- BRIEF -
Restate the data word for word and leave the images out.

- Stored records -
------------------------------------------------------------

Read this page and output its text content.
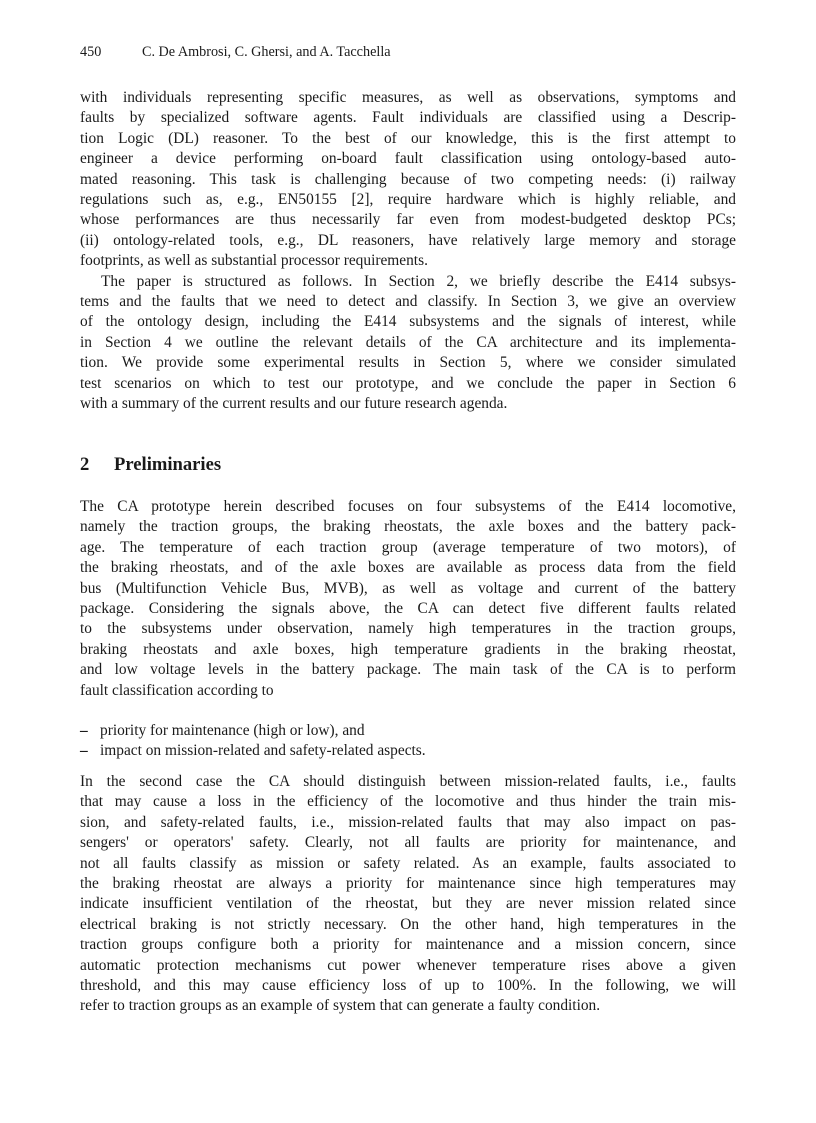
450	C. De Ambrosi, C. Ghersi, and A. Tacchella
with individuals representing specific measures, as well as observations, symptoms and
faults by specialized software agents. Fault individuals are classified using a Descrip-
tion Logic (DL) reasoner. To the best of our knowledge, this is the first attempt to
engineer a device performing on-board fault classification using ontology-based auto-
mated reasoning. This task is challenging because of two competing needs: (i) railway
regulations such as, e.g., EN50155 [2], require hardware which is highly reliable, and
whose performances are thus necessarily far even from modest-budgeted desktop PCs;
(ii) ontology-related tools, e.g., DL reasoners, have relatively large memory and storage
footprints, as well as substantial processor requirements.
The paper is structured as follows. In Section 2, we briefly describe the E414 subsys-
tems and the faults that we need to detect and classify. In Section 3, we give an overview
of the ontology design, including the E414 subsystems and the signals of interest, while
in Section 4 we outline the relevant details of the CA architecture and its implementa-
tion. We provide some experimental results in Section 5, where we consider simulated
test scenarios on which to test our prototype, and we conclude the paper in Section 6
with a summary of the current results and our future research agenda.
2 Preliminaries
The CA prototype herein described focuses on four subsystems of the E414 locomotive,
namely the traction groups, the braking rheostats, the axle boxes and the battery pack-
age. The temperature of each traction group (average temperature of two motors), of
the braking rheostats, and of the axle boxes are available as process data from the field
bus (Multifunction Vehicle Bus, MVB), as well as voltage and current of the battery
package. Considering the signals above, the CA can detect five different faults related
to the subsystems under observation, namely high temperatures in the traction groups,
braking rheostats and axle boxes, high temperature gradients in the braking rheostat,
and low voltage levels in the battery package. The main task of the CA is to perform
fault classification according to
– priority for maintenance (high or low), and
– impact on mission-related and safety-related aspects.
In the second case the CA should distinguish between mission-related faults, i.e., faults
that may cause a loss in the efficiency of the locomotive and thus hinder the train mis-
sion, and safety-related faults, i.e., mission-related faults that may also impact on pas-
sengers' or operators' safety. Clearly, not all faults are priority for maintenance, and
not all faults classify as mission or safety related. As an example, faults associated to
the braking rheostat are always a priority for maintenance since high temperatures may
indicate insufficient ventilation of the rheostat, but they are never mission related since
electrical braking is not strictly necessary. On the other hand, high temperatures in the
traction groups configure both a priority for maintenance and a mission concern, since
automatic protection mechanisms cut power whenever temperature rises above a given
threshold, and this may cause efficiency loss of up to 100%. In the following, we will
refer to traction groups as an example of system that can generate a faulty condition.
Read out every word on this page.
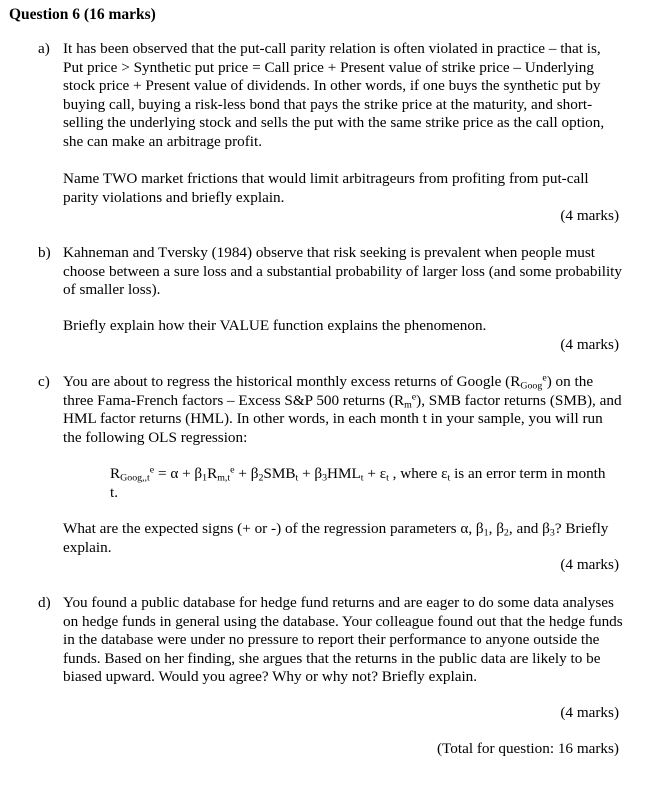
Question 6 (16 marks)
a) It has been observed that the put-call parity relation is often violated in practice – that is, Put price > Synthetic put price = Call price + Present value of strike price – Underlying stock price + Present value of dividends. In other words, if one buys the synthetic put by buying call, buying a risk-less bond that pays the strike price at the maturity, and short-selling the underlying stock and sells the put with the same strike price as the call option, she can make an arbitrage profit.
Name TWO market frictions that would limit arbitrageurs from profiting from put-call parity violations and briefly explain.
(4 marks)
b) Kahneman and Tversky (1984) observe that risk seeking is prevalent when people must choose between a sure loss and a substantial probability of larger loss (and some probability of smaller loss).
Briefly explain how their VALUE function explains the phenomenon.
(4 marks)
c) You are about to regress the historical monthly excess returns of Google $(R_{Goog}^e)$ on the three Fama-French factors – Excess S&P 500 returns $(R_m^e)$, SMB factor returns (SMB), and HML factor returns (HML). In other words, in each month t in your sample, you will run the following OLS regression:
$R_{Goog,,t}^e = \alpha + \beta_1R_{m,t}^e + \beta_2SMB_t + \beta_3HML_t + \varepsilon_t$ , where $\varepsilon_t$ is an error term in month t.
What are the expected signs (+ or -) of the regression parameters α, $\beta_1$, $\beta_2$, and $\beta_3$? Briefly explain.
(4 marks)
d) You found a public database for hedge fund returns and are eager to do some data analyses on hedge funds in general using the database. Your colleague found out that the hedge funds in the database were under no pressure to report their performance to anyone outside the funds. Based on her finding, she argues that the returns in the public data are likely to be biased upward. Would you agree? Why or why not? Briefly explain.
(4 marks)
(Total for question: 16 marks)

------------------------------------------------------------

- OUTPUT FOR THIS EXERCISE -
Read this page and output its text content.
450	C. De Ambrosi, C. Ghersi, and A. Tacchella
with individuals representing specific measures, as well as observations, symptoms and
faults by specialized software agents. Fault individuals are classified using a Descrip-
tion Logic (DL) reasoner. To the best of our knowledge, this is the first attempt to
engineer a device performing on-board fault classification using ontology-based auto-
mated reasoning. This task is challenging because of two competing needs: (i) railway
regulations such as, e.g., EN50155 [2], require hardware which is highly reliable, and
whose performances are thus necessarily far even from modest-budgeted desktop PCs;
(ii) ontology-related tools, e.g., DL reasoners, have relatively large memory and storage
footprints, as well as substantial processor requirements.
The paper is structured as follows. In Section 2, we briefly describe the E414 subsys-
tems and the faults that we need to detect and classify. In Section 3, we give an overview
of the ontology design, including the E414 subsystems and the signals of interest, while
in Section 4 we outline the relevant details of the CA architecture and its implementa-
tion. We provide some experimental results in Section 5, where we consider simulated
test scenarios on which to test our prototype, and we conclude the paper in Section 6
with a summary of the current results and our future research agenda.
2 Preliminaries
The CA prototype herein described focuses on four subsystems of the E414 locomotive,
namely the traction groups, the braking rheostats, the axle boxes and the battery pack-
age. The temperature of each traction group (average temperature of two motors), of
the braking rheostats, and of the axle boxes are available as process data from the field
bus (Multifunction Vehicle Bus, MVB), as well as voltage and current of the battery
package. Considering the signals above, the CA can detect five different faults related
to the subsystems under observation, namely high temperatures in the traction groups,
braking rheostats and axle boxes, high temperature gradients in the braking rheostat,
and low voltage levels in the battery package. The main task of the CA is to perform
fault classification according to
– priority for maintenance (high or low), and
– impact on mission-related and safety-related aspects.
In the second case the CA should distinguish between mission-related faults, i.e., faults
that may cause a loss in the efficiency of the locomotive and thus hinder the train mis-
sion, and safety-related faults, i.e., mission-related faults that may also impact on pas-
sengers' or operators' safety. Clearly, not all faults are priority for maintenance, and
not all faults classify as mission or safety related. As an example, faults associated to
the braking rheostat are always a priority for maintenance since high temperatures may
indicate insufficient ventilation of the rheostat, but they are never mission related since
electrical braking is not strictly necessary. On the other hand, high temperatures in the
traction groups configure both a priority for maintenance and a mission concern, since
automatic protection mechanisms cut power whenever temperature rises above a given
threshold, and this may cause efficiency loss of up to 100%. In the following, we will
refer to traction groups as an example of system that can generate a faulty condition.
Read out every word on this page.
Question 6 (16 marks)
a) It has been observed that the put-call parity relation is often violated in practice – that is, Put price > Synthetic put price = Call price + Present value of strike price – Underlying stock price + Present value of dividends. In other words, if one buys the synthetic put by buying call, buying a risk-less bond that pays the strike price at the maturity, and short-selling the underlying stock and sells the put with the same strike price as the call option, she can make an arbitrage profit.
Name TWO market frictions that would limit arbitrageurs from profiting from put-call parity violations and briefly explain.
(4 marks)
b) Kahneman and Tversky (1984) observe that risk seeking is prevalent when people must choose between a sure loss and a substantial probability of larger loss (and some probability of smaller loss).
Briefly explain how their VALUE function explains the phenomenon.
(4 marks)
c) You are about to regress the historical monthly excess returns of Google $(R_{Goog}^e)$ on the three Fama-French factors – Excess S&P 500 returns $(R_m^e)$, SMB factor returns (SMB), and HML factor returns (HML). In other words, in each month t in your sample, you will run the following OLS regression:
$R_{Goog,,t}^e = \alpha + \beta_1R_{m,t}^e + \beta_2SMB_t + \beta_3HML_t + \varepsilon_t$ , where $\varepsilon_t$ is an error term in month t.
What are the expected signs (+ or -) of the regression parameters α, $\beta_1$, $\beta_2$, and $\beta_3$? Briefly explain.
(4 marks)
d) You found a public database for hedge fund returns and are eager to do some data analyses on hedge funds in general using the database. Your colleague found out that the hedge funds in the database were under no pressure to report their performance to anyone outside the funds. Based on her finding, she argues that the returns in the public data are likely to be biased upward. Would you agree? Why or why not? Briefly explain.
(4 marks)
(Total for question: 16 marks)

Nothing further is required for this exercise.